'''

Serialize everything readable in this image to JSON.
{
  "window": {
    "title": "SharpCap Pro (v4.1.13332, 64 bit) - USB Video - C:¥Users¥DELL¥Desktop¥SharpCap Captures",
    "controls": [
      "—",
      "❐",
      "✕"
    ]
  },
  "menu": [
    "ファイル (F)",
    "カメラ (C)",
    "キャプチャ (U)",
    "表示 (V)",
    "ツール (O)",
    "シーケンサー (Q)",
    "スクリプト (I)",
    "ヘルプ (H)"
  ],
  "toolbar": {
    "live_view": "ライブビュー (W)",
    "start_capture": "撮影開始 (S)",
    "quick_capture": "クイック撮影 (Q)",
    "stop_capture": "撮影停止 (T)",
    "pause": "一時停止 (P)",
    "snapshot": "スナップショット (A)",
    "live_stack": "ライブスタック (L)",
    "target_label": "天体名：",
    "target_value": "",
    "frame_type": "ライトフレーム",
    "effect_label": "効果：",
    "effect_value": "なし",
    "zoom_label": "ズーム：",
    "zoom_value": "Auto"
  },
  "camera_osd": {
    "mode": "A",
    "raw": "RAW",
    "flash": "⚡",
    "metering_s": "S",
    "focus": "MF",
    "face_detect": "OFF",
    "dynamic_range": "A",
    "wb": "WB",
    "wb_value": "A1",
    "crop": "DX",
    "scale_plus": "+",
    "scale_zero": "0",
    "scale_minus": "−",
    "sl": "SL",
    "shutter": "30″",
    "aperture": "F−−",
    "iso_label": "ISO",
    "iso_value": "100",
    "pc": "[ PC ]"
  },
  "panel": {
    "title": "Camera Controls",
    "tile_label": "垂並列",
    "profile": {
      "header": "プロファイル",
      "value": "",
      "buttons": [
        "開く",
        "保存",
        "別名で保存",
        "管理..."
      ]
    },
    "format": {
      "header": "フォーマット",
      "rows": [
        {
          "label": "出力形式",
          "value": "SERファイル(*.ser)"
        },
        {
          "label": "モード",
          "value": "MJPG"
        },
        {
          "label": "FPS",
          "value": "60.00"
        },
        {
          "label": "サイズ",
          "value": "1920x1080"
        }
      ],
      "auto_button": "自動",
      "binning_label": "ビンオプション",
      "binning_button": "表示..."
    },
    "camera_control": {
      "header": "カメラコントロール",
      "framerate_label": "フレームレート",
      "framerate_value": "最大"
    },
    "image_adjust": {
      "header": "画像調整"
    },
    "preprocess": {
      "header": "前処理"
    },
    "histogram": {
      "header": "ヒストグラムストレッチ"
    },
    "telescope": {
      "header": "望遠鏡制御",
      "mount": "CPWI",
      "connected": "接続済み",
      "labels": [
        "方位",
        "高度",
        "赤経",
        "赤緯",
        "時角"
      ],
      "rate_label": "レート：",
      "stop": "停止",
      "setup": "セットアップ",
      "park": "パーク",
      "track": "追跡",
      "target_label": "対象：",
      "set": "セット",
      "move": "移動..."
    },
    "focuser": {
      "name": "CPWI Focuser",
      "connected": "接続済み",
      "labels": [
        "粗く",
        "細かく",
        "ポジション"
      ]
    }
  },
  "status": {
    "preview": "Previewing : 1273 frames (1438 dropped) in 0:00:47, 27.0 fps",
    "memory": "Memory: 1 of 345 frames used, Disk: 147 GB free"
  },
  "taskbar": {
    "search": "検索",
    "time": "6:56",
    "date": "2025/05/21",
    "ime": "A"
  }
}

'''

**Work required**
Quote the whole listing above, leaving nothing out.

**Answer to this problem**
Serialize everything readable in this image to JSON.
{
  "window": {
    "title": "SharpCap Pro (v4.1.13332, 64 bit) - USB Video - C:¥Users¥DELL¥Desktop¥SharpCap Captures",
    "controls": [
      "—",
      "❐",
      "✕"
    ]
  },
  "menu": [
    "ファイル (F)",
    "カメラ (C)",
    "キャプチャ (U)",
    "表示 (V)",
    "ツール (O)",
    "シーケンサー (Q)",
    "スクリプト (I)",
    "ヘルプ (H)"
  ],
  "toolbar": {
    "live_view": "ライブビュー (W)",
    "start_capture": "撮影開始 (S)",
    "quick_capture": "クイック撮影 (Q)",
    "stop_capture": "撮影停止 (T)",
    "pause": "一時停止 (P)",
    "snapshot": "スナップショット (A)",
    "live_stack": "ライブスタック (L)",
    "target_label": "天体名：",
    "target_value": "",
    "frame_type": "ライトフレーム",
    "effect_label": "効果：",
    "effect_value": "なし",
    "zoom_label": "ズーム：",
    "zoom_value": "Auto"
  },
  "camera_osd": {
    "mode": "A",
    "raw": "RAW",
    "flash": "⚡",
    "metering_s": "S",
    "focus": "MF",
    "face_detect": "OFF",
    "dynamic_range": "A",
    "wb": "WB",
    "wb_value": "A1",
    "crop": "DX",
    "scale_plus": "+",
    "scale_zero": "0",
    "scale_minus": "−",
    "sl": "SL",
    "shutter": "30″",
    "aperture": "F−−",
    "iso_label": "ISO",
    "iso_value": "100",
    "pc": "[ PC ]"
  },
  "panel": {
    "title": "Camera Controls",
    "tile_label": "垂並列",
    "profile": {
      "header": "プロファイル",
      "value": "",
      "buttons": [
        "開く",
        "保存",
        "別名で保存",
        "管理..."
      ]
    },
    "format": {
      "header": "フォーマット",
      "rows": [
        {
          "label": "出力形式",
          "value": "SERファイル(*.ser)"
        },
        {
          "label": "モード",
          "value": "MJPG"
        },
        {
          "label": "FPS",
          "value": "60.00"
        },
        {
          "label": "サイズ",
          "value": "1920x1080"
        }
      ],
      "auto_button": "自動",
      "binning_label": "ビンオプション",
      "binning_button": "表示..."
    },
    "camera_control": {
      "header": "カメラコントロール",
      "framerate_label": "フレームレート",
      "framerate_value": "最大"
    },
    "image_adjust": {
      "header": "画像調整"
    },
    "preprocess": {
      "header": "前処理"
    },
    "histogram": {
      "header": "ヒストグラムストレッチ"
    },
    "telescope": {
      "header": "望遠鏡制御",
      "mount": "CPWI",
      "connected": "接続済み",
      "labels": [
        "方位",
        "高度",
        "赤経",
        "赤緯",
        "時角"
      ],
      "rate_label": "レート：",
      "stop": "停止",
      "setup": "セットアップ",
      "park": "パーク",
      "track": "追跡",
      "target_label": "対象：",
      "set": "セット",
      "move": "移動..."
    },
    "focuser": {
      "name": "CPWI Focuser",
      "connected": "接続済み",
      "labels": [
        "粗く",
        "細かく",
        "ポジション"
      ]
    }
  },
  "status": {
    "preview": "Previewing : 1273 frames (1438 dropped) in 0:00:47, 27.0 fps",
    "memory": "Memory: 1 of 345 frames used, Disk: 147 GB free"
  },
  "taskbar": {
    "search": "検索",
    "time": "6:56",
    "date": "2025/05/21",
    "ime": "A"
  }
}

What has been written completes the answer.